- **Stated exercise**
Give the number of lines in this listing that contain "Standard", with no other words.

- **Recorded data**
########################################
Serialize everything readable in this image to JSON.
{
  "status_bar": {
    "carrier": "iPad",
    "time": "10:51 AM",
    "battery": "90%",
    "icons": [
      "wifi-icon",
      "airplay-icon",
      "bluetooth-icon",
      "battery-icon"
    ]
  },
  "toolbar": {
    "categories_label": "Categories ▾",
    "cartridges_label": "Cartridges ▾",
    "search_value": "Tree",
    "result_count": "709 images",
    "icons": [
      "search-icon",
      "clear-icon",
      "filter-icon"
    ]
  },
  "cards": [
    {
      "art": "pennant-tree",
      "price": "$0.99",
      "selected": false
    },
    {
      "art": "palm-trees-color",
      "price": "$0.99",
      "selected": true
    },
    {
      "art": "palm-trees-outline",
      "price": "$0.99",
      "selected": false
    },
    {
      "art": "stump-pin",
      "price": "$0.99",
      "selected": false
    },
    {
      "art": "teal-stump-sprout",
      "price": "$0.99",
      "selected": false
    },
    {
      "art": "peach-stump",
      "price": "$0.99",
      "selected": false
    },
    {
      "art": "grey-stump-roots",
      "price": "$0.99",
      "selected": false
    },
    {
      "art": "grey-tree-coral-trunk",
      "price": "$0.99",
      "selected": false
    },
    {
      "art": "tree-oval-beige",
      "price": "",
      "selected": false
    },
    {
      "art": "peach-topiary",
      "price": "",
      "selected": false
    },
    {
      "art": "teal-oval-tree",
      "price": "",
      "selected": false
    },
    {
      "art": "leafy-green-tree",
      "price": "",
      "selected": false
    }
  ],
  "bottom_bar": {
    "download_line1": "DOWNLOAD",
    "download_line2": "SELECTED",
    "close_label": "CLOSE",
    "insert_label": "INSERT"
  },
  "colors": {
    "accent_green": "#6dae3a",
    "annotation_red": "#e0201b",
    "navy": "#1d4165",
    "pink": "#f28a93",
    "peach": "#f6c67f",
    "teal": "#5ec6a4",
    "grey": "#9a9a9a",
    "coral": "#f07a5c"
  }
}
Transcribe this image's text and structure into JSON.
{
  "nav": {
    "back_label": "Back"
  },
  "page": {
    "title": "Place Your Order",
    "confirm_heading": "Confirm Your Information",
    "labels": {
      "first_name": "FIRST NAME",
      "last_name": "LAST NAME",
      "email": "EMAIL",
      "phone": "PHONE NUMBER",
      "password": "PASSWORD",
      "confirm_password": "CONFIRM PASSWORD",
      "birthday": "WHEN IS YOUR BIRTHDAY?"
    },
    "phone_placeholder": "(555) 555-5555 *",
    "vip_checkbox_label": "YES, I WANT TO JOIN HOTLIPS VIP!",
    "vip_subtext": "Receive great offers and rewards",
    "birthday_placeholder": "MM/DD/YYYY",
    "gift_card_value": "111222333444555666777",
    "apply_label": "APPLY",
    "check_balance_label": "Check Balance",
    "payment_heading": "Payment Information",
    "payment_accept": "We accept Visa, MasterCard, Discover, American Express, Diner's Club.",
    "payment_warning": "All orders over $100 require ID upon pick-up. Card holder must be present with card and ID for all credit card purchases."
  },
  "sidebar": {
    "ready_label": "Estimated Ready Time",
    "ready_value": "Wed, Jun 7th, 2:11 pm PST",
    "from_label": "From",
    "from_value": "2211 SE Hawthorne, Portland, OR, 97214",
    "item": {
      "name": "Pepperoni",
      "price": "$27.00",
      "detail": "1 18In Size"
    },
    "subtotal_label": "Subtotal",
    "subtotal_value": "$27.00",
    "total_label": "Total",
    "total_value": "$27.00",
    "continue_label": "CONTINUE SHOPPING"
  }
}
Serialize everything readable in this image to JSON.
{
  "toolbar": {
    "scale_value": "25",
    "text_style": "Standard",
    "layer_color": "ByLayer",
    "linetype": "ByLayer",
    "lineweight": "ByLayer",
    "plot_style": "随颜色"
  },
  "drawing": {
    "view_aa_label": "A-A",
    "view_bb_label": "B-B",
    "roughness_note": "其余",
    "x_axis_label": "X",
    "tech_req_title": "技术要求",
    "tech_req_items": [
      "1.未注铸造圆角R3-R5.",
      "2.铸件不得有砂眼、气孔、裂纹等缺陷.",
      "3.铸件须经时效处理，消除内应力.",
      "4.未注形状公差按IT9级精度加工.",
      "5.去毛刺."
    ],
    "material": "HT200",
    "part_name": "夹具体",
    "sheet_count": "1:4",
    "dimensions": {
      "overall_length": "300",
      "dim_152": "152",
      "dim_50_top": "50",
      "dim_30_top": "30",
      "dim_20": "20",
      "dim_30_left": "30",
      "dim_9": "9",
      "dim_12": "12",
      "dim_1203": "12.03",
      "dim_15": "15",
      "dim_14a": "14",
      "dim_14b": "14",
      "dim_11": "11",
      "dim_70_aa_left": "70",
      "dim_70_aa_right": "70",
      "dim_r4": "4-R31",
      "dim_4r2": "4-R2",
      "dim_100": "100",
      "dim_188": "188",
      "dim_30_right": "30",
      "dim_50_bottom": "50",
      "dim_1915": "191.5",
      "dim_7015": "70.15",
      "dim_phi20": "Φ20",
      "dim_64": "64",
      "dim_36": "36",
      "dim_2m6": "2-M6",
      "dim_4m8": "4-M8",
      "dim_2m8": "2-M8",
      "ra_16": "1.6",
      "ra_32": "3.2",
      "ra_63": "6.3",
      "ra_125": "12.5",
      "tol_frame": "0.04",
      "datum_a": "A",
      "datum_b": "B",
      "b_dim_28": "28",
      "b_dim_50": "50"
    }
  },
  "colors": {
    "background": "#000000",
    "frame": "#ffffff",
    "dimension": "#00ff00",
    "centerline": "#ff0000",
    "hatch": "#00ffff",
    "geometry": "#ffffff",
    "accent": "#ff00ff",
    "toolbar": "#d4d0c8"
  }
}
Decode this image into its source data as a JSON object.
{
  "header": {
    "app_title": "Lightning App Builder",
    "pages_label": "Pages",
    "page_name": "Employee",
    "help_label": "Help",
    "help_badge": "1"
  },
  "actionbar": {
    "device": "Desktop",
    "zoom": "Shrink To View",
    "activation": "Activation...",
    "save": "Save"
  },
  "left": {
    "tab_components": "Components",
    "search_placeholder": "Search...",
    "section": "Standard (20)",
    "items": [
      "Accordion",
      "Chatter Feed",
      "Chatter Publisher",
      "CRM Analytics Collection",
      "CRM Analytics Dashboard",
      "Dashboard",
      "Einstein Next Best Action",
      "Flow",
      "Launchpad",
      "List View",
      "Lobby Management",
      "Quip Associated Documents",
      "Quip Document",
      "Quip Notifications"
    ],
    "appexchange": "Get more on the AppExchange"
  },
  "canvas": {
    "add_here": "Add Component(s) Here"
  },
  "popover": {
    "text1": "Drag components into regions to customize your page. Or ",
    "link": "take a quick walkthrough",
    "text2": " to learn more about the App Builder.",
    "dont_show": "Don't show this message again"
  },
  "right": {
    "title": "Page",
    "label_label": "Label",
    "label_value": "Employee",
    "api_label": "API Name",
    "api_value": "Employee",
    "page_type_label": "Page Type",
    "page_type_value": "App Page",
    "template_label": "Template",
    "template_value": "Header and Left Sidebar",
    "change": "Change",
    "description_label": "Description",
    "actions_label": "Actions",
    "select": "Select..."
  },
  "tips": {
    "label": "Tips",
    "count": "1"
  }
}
########################################
- **Solution to this exercise**
2